═════ Text provided
Wednesday, September 27, 2006

2 days off and I've never felt more rested in my life!

Yesterday was my first day off in a really long time and I spent it on me. Shocking concept. I slept in, did laundry, scrubbed my bathroom, watched TV, did a little shopping. And I feel more rested today than I have in FOREVER. I have a lot to do for Fall Collection today, and I know I won't finish. But I can get a big jump on it. And have some mental/emotional rest.

Having my coffee on the roof this morning, I was thinking about the huge pile of give away stuff and how that type writer is still under my bed and how I wonder if Flynn still wants it and how Flynn said I am supposed to write stories in the manner of 33 1/3 but around Flavors instead of musics and I got to thinking about writing about flavors or around flavors or infused with flavors and how to even go about starting to write with coconut lime in mind and how I miss more creative writings and about how good I was in high school and how I was always in honors and AP classes and was always touted as one of the best in my classes and about how once I got to college that all completely disappeared from my life and about how everything I wrote in college was so clinical and dry and about how I haven't written anything very stylish at all and about how much I miss it and about how I am giving myself a homework assignment. I have a blank notebook that I appropriated from Premier and in that notebook, I will execute this self imposed homework assignment. My goal is to, each week, pick a flavor, brainstorm what that flavor invokes in me, and write a story around a flavor. Yes, I know. Cliche. Flavor of the week. But really. I am going to reward myself for getting caught up on TFC by the end of September by giving myself this writing exercise starting in October.

For the last few weeks I was wondering: how long would it take for people to notice if I disappeared one day without warning? Just wondering.
══════════
═════ Supplied data
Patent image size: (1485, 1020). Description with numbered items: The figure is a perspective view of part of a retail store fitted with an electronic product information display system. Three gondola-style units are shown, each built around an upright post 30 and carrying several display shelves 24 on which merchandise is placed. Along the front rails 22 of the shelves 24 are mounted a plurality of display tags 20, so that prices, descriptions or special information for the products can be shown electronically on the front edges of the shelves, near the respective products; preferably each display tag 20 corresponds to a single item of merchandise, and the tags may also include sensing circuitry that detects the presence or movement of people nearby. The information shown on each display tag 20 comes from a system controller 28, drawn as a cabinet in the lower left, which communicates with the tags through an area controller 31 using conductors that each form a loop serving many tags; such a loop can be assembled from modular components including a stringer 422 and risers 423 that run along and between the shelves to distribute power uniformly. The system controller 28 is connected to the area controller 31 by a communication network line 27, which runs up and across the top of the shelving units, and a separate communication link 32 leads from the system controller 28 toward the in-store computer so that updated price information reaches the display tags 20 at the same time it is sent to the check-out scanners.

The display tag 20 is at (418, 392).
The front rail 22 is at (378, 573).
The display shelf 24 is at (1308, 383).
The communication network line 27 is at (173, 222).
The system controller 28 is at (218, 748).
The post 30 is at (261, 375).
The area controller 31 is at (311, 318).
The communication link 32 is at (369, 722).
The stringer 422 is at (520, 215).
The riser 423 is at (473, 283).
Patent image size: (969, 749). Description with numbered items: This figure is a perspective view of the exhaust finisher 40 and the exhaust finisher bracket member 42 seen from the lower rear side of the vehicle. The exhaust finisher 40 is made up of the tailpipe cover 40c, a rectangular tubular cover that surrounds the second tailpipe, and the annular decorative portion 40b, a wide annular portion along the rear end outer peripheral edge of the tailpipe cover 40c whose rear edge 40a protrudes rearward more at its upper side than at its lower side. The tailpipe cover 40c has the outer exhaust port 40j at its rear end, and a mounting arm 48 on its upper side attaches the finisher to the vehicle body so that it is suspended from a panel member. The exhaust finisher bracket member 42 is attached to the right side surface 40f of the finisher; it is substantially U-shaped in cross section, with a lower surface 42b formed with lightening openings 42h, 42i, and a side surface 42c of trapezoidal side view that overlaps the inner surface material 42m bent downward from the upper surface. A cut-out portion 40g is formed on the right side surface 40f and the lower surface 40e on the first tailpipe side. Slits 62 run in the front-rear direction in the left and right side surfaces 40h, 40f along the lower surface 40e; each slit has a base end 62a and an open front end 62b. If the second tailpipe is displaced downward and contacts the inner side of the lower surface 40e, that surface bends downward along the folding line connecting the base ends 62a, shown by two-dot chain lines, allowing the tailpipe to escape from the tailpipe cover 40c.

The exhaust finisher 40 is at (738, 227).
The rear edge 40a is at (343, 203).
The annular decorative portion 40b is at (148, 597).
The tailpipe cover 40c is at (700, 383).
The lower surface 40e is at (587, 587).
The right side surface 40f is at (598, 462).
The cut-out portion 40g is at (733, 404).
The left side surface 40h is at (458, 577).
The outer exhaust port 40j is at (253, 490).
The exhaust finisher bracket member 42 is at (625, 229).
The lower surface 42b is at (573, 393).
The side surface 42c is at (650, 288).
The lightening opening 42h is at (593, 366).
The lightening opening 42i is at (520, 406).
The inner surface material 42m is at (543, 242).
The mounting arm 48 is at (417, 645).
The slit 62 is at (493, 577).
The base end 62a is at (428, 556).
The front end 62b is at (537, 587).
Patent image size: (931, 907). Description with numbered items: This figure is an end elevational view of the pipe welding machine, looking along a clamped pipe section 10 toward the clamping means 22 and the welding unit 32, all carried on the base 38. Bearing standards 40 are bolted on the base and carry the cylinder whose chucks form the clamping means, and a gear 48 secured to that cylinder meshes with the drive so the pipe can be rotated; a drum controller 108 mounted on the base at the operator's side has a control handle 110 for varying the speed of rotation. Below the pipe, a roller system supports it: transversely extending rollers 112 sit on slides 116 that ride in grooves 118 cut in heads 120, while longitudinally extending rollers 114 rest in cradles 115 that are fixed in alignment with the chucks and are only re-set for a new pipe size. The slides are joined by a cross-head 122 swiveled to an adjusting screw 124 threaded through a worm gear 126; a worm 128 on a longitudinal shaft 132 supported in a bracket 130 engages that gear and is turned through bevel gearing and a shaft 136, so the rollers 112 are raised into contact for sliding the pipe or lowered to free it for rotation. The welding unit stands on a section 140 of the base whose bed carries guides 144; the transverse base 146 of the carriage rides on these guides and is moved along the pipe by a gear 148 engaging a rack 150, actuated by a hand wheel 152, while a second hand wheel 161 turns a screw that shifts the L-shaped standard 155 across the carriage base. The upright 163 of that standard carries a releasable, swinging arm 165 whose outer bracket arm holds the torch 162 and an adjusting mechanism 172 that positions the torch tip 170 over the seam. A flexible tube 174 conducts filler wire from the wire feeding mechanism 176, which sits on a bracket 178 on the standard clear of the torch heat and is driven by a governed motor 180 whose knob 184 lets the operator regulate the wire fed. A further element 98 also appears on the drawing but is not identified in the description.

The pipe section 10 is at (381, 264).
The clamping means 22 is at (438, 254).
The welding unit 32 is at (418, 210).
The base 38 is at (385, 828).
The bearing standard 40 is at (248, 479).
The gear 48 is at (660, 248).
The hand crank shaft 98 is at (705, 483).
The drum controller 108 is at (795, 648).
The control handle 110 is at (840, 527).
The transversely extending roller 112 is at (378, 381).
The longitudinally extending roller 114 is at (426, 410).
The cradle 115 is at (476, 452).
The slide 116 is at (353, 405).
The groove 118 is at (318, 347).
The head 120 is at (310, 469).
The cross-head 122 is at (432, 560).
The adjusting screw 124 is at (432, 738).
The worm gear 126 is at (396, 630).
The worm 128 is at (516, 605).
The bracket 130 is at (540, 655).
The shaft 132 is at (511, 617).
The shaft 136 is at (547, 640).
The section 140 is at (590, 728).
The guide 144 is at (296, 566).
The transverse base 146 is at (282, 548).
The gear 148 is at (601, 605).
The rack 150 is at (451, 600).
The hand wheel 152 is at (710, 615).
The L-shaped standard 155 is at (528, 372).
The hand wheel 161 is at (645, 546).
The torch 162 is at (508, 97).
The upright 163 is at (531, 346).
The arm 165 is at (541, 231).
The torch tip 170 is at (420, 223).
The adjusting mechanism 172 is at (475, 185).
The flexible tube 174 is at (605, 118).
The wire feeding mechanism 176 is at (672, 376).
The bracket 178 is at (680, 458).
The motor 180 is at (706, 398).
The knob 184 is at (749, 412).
══════════
Task directions:
In the blog entry about two days off, what does the writer plan to do each week for the self-imposed homework assignment?

Output below:
Pick a flavor, brainstorm what that flavor invokes, and write a story around it.